Dataset excerpts start
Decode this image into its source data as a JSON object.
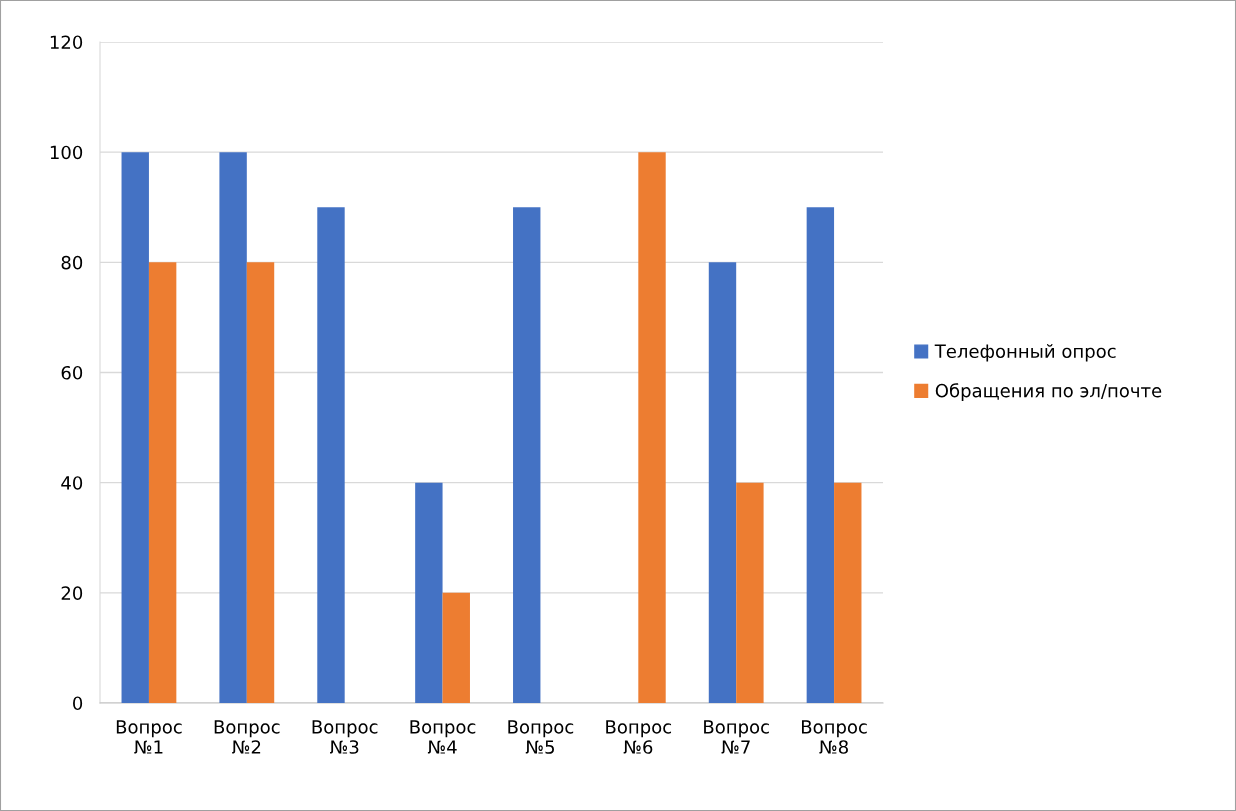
{
  "chart_data": {
    "type": "bar",
    "categories": [
      "Вопрос\n№1",
      "Вопрос\n№2",
      "Вопрос\n№3",
      "Вопрос\n№4",
      "Вопрос\n№5",
      "Вопрос\n№6",
      "Вопрос\n№7",
      "Вопрос\n№8"
    ],
    "series": [
      {
        "name": "Телефонный опрос",
        "color": "#4472c4",
        "values": [
          100,
          100,
          90,
          40,
          90,
          0,
          80,
          90
        ]
      },
      {
        "name": "Обращения по эл/почте",
        "color": "#ed7d31",
        "values": [
          80,
          80,
          0,
          20,
          0,
          100,
          40,
          40
        ]
      }
    ],
    "ylim": [
      0,
      120
    ],
    "yticks": [
      0,
      20,
      40,
      60,
      80,
      100,
      120
    ],
    "grid": "y",
    "legend": "right"
  }
}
Dataset excerpts end
Set down the material above as is, without any pictures.

Decode this image into its source data as a JSON object.
{
  "chart_data": {
    "type": "bar",
    "categories": [
      "Вопрос\n№1",
      "Вопрос\n№2",
      "Вопрос\n№3",
      "Вопрос\n№4",
      "Вопрос\n№5",
      "Вопрос\n№6",
      "Вопрос\n№7",
      "Вопрос\n№8"
    ],
    "series": [
      {
        "name": "Телефонный опрос",
        "color": "#4472c4",
        "values": [
          100,
          100,
          90,
          40,
          90,
          0,
          80,
          90
        ]
      },
      {
        "name": "Обращения по эл/почте",
        "color": "#ed7d31",
        "values": [
          80,
          80,
          0,
          20,
          0,
          100,
          40,
          40
        ]
      }
    ],
    "ylim": [
      0,
      120
    ],
    "yticks": [
      0,
      20,
      40,
      60,
      80,
      100,
      120
    ],
    "grid": "y",
    "legend": "right"
  }
}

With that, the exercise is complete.